Pull each line containing "可もなく不可もなく" out of the data and copy it.
--- Begin Data for processing ---
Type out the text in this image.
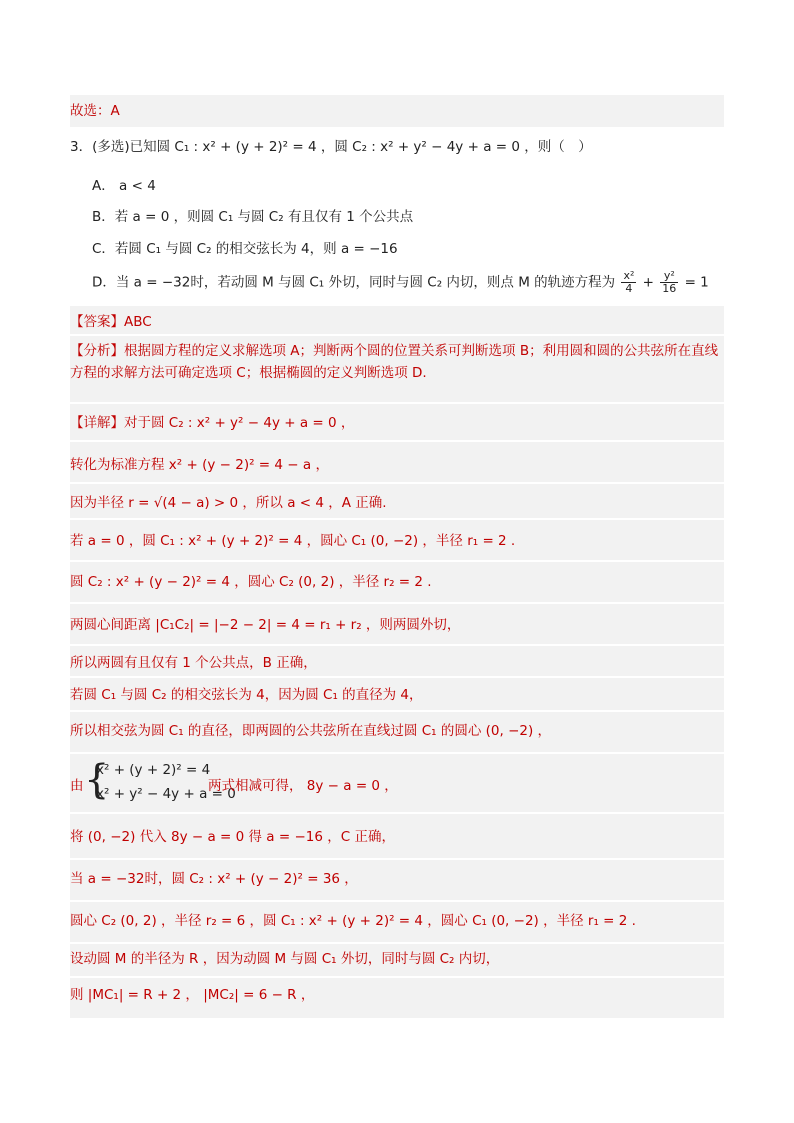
故选：A
3．(多选)已知圆 C₁ : x² + (y + 2)² = 4 ，圆 C₂ : x² + y² − 4y + a = 0 ，则（　）
A． a < 4
B．若 a = 0 ，则圆 C₁ 与圆 C₂ 有且仅有 1 个公共点
C．若圆 C₁ 与圆 C₂ 的相交弦长为 4，则 a = −16
D．当 a = −32时，若动圆 M 与圆 C₁ 外切，同时与圆 C₂ 内切，则点 M 的轨迹方程为 $\frac{\text{x²}}{4} + \frac{\text{y²}}{16} = 1$
【答案】ABC
【分析】根据圆方程的定义求解选项 A；判断两个圆的位置关系可判断选项 B；利用圆和圆的公共弦所在直线方程的求解方法可确定选项 C；根据椭圆的定义判断选项 D.
【详解】对于圆 C₂ : x² + y² − 4y + a = 0 ，
转化为标准方程 x² + (y − 2)² = 4 − a ，
因为半径 r = √(4 − a) > 0 ，所以 a < 4 ，A 正确.
若 a = 0 ，圆 C₁ : x² + (y + 2)² = 4 ，圆心 C₁ (0, −2) ，半径 r₁ = 2 .
圆 C₂ : x² + (y − 2)² = 4 ，圆心 C₂ (0, 2) ，半径 r₂ = 2 .
两圆心间距离 |C₁C₂| = |−2 − 2| = 4 = r₁ + r₂ ，则两圆外切，
所以两圆有且仅有 1 个公共点，B 正确，
若圆 C₁ 与圆 C₂ 的相交弦长为 4，因为圆 C₁ 的直径为 4，
所以相交弦为圆 C₁ 的直径，即两圆的公共弦所在直线过圆 C₁ 的圆心 (0, −2) ，
由 {
x² + (y + 2)² = 4
x² + y² − 4y + a = 0
两式相减可得， 8y − a = 0 ，
将 (0, −2) 代入 8y − a = 0 得 a = −16 ，C 正确，
当 a = −32时，圆 C₂ : x² + (y − 2)² = 36 ，
圆心 C₂ (0, 2) ，半径 r₂ = 6 ，圆 C₁ : x² + (y + 2)² = 4 ，圆心 C₁ (0, −2) ，半径 r₁ = 2 .
设动圆 M 的半径为 R ，因为动圆 M 与圆 C₁ 外切，同时与圆 C₂ 内切，
则 |MC₁| = R + 2 ， |MC₂| = 6 − R ，
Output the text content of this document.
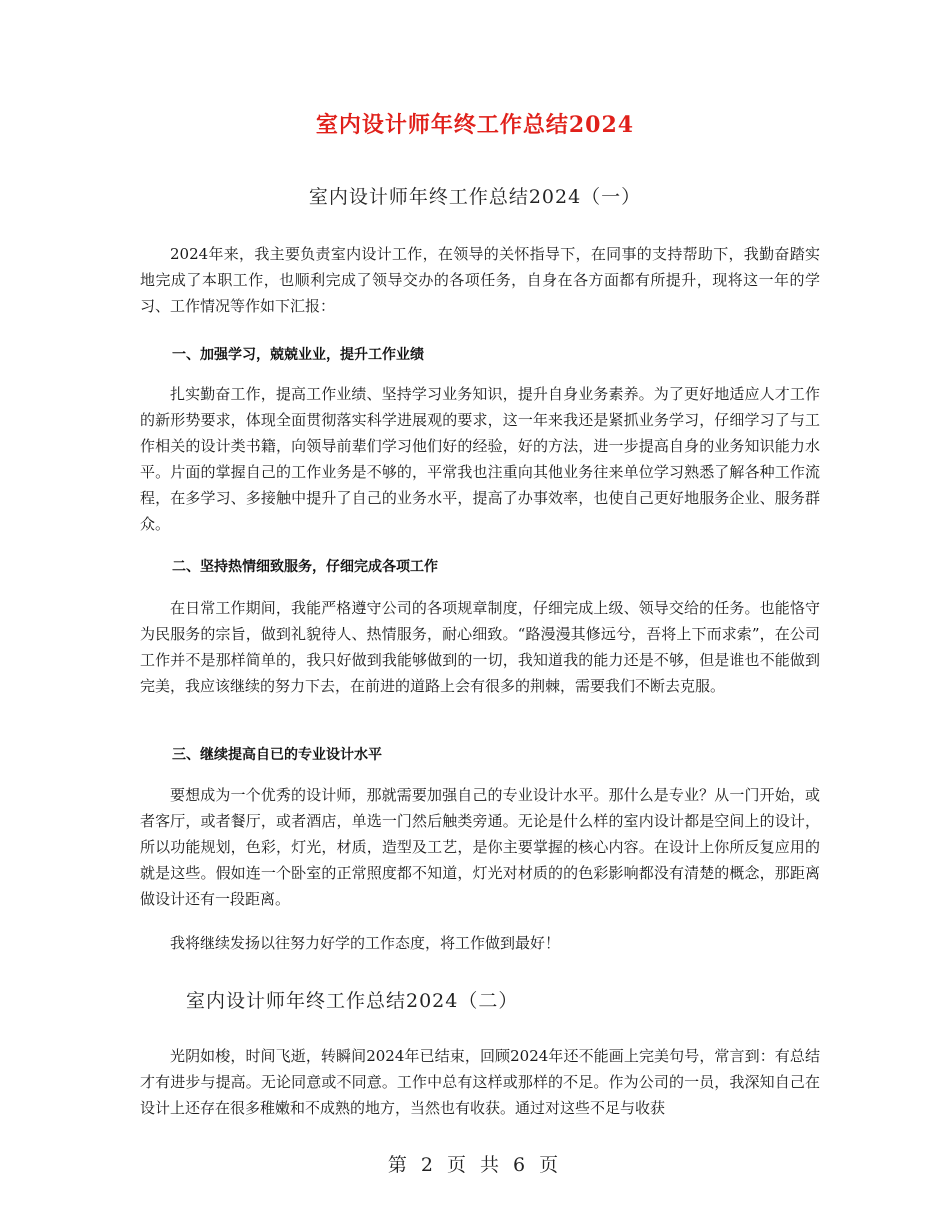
室内设计师年终工作总结2024
室内设计师年终工作总结2024（一）

2024年来，我主要负责室内设计工作，在领导的关怀指导下，在同事的支持帮助下，我勤奋踏实地完成了本职工作，也顺利完成了领导交办的各项任务，自身在各方面都有所提升，现将这一年的学习、工作情况等作如下汇报：

一、加强学习，兢兢业业，提升工作业绩

扎实勤奋工作，提高工作业绩、坚持学习业务知识，提升自身业务素养。为了更好地适应人才工作的新形势要求，体现全面贯彻落实科学进展观的要求，这一年来我还是紧抓业务学习，仔细学习了与工作相关的设计类书籍，向领导前辈们学习他们好的经验，好的方法，进一步提高自身的业务知识能力水平。片面的掌握自己的工作业务是不够的，平常我也注重向其他业务往来单位学习熟悉了解各种工作流程，在多学习、多接触中提升了自己的业务水平，提高了办事效率，也使自己更好地服务企业、服务群众。

二、坚持热情细致服务，仔细完成各项工作

在日常工作期间，我能严格遵守公司的各项规章制度，仔细完成上级、领导交给的任务。也能恪守为民服务的宗旨，做到礼貌待人、热情服务，耐心细致。“路漫漫其修远兮，吾将上下而求索”，在公司工作并不是那样简单的，我只好做到我能够做到的一切，我知道我的能力还是不够，但是谁也不能做到完美，我应该继续的努力下去，在前进的道路上会有很多的荆棘，需要我们不断去克服。

三、继续提高自已的专业设计水平

要想成为一个优秀的设计师，那就需要加强自己的专业设计水平。那什么是专业？从一门开始，或者客厅，或者餐厅，或者酒店，单选一门然后触类旁通。无论是什么样的室内设计都是空间上的设计，所以功能规划，色彩，灯光，材质，造型及工艺，是你主要掌握的核心内容。在设计上你所反复应用的就是这些。假如连一个卧室的正常照度都不知道，灯光对材质的的色彩影响都没有清楚的概念，那距离做设计还有一段距离。

我将继续发扬以往努力好学的工作态度，将工作做到最好！

室内设计师年终工作总结2024（二）

光阴如梭，时间飞逝，转瞬间2024年已结束，回顾2024年还不能画上完美句号，常言到：有总结才有进步与提高。无论同意或不同意。工作中总有这样或那样的不足。作为公司的一员，我深知自己在设计上还存在很多稚嫩和不成熟的地方，当然也有收获。通过对这些不足与收获

第 2 页 共 6 页
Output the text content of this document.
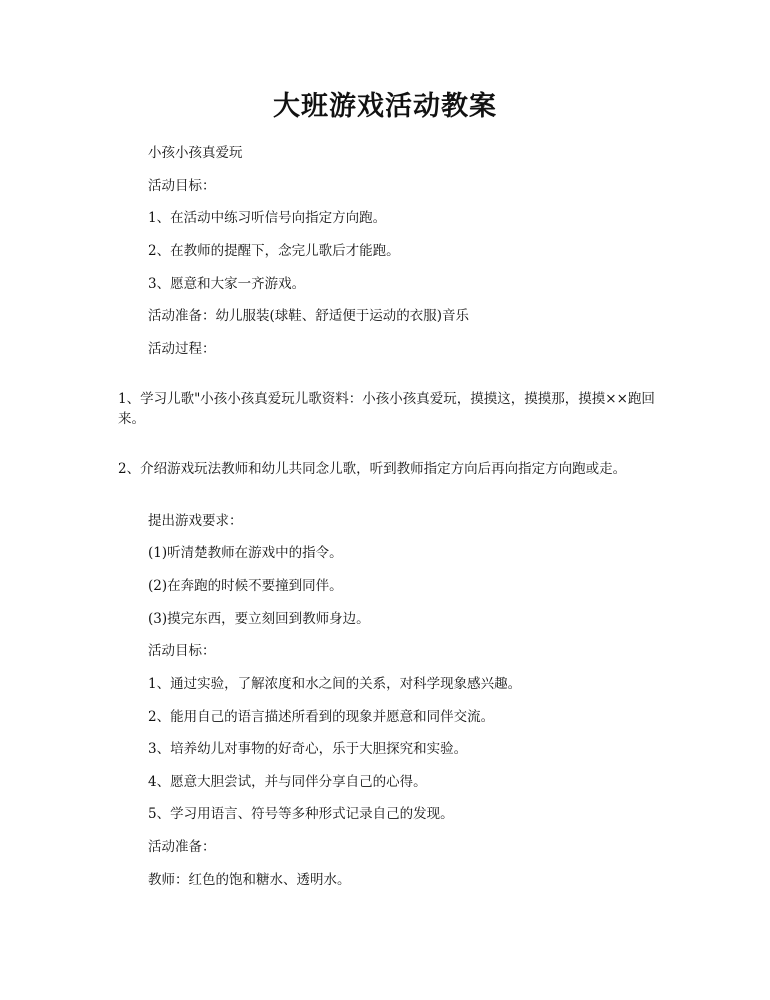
大班游戏活动教案

小孩小孩真爱玩

活动目标：

1、在活动中练习听信号向指定方向跑。

2、在教师的提醒下，念完儿歌后才能跑。

3、愿意和大家一齐游戏。

活动准备：幼儿服装(球鞋、舒适便于运动的衣服)音乐

活动过程：

1、学习儿歌"小孩小孩真爱玩儿歌资料：小孩小孩真爱玩，摸摸这，摸摸那，摸摸××跑回来。

2、介绍游戏玩法教师和幼儿共同念儿歌，听到教师指定方向后再向指定方向跑或走。

提出游戏要求：

(1)听清楚教师在游戏中的指令。

(2)在奔跑的时候不要撞到同伴。

(3)摸完东西，要立刻回到教师身边。

活动目标：

1、通过实验，了解浓度和水之间的关系，对科学现象感兴趣。

2、能用自己的语言描述所看到的现象并愿意和同伴交流。

3、培养幼儿对事物的好奇心，乐于大胆探究和实验。

4、愿意大胆尝试，并与同伴分享自己的心得。

5、学习用语言、符号等多种形式记录自己的发现。

活动准备：

教师：红色的饱和糖水、透明水。
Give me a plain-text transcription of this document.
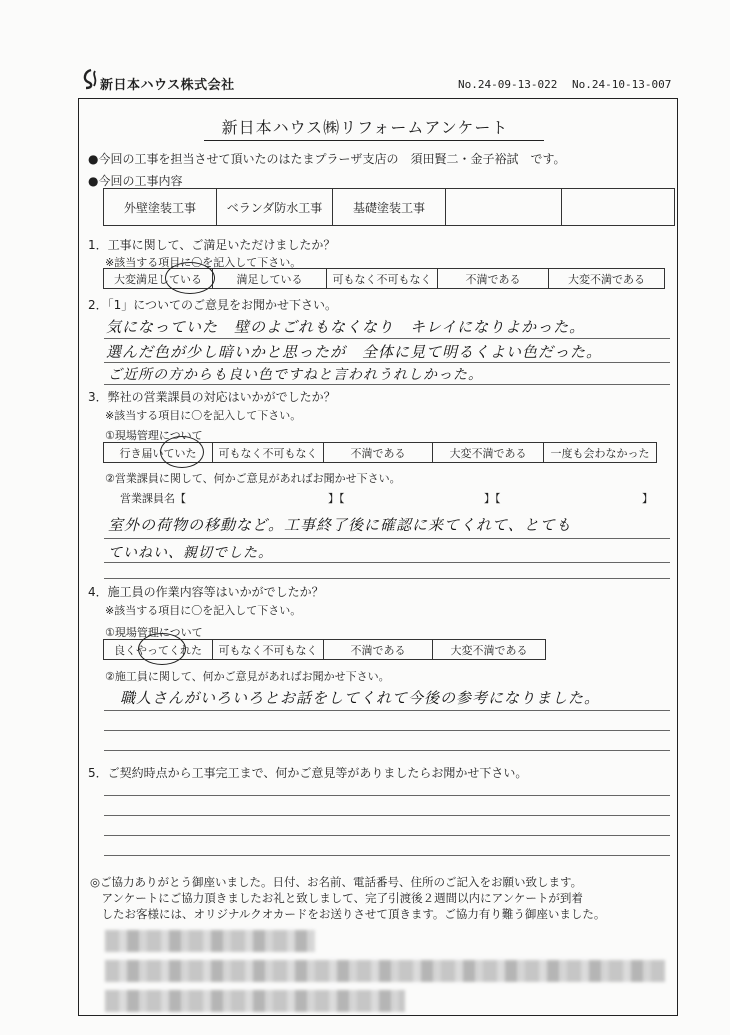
新日本ハウス株式会社	No.24-09-13-022 No.24-10-13-007
新日本ハウス㈱リフォームアンケート
●今回の工事を担当させて頂いたのはたまプラーザ支店の　須田賢二・金子裕試　です。
●今回の工事内容
外壁塗装工事	ベランダ防水工事	基礎塗装工事		
1．工事に関して、ご満足いただけましたか？
※該当する項目に〇を記入して下さい。
大変満足している	満足している	可もなく不可もなく	不満である	大変不満である
2．「1」についてのご意見をお聞かせ下さい。
気になっていた　壁のよごれもなくなり　キレイになりよかった。
選んだ色が少し暗いかと思ったが　全体に見て明るくよい色だった。
ご近所の方からも良い色ですねと言われうれしかった。
3．弊社の営業課員の対応はいかがでしたか？
※該当する項目に〇を記入して下さい。
①現場管理について
行き届いていた	可もなく不可もなく	不満である	大変不満である	一度も会わなかった
②営業課員に関して、何かご意見があればお聞かせ下さい。
営業課員名【	】【	】【	】
室外の荷物の移動など。工事終了後に確認に来てくれて、とても
ていねい、親切でした。
4．施工員の作業内容等はいかがでしたか？
※該当する項目に〇を記入して下さい。
①現場管理について
良くやってくれた	可もなく不可もなく	不満である	大変不満である
②施工員に関して、何かご意見があればお聞かせ下さい。
職人さんがいろいろとお話をしてくれて今後の参考になりました。
5．ご契約時点から工事完工まで、何かご意見等がありましたらお聞かせ下さい。
◎ご協力ありがとう御座いました。日付、お名前、電話番号、住所のご記入をお願い致します。
　アンケートにご協力頂きましたお礼と致しまして、完了引渡後２週間以内にアンケートが到着
　したお客様には、オリジナルクオカードをお送りさせて頂きます。ご協力有り難う御座いました。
--- End Data for processing ---
# Result of this exercise:
大変満足している	満足している	可もなく不可もなく	不満である	大変不満である
行き届いていた	可もなく不可もなく	不満である	大変不満である	一度も会わなかった
良くやってくれた	可もなく不可もなく	不満である	大変不満である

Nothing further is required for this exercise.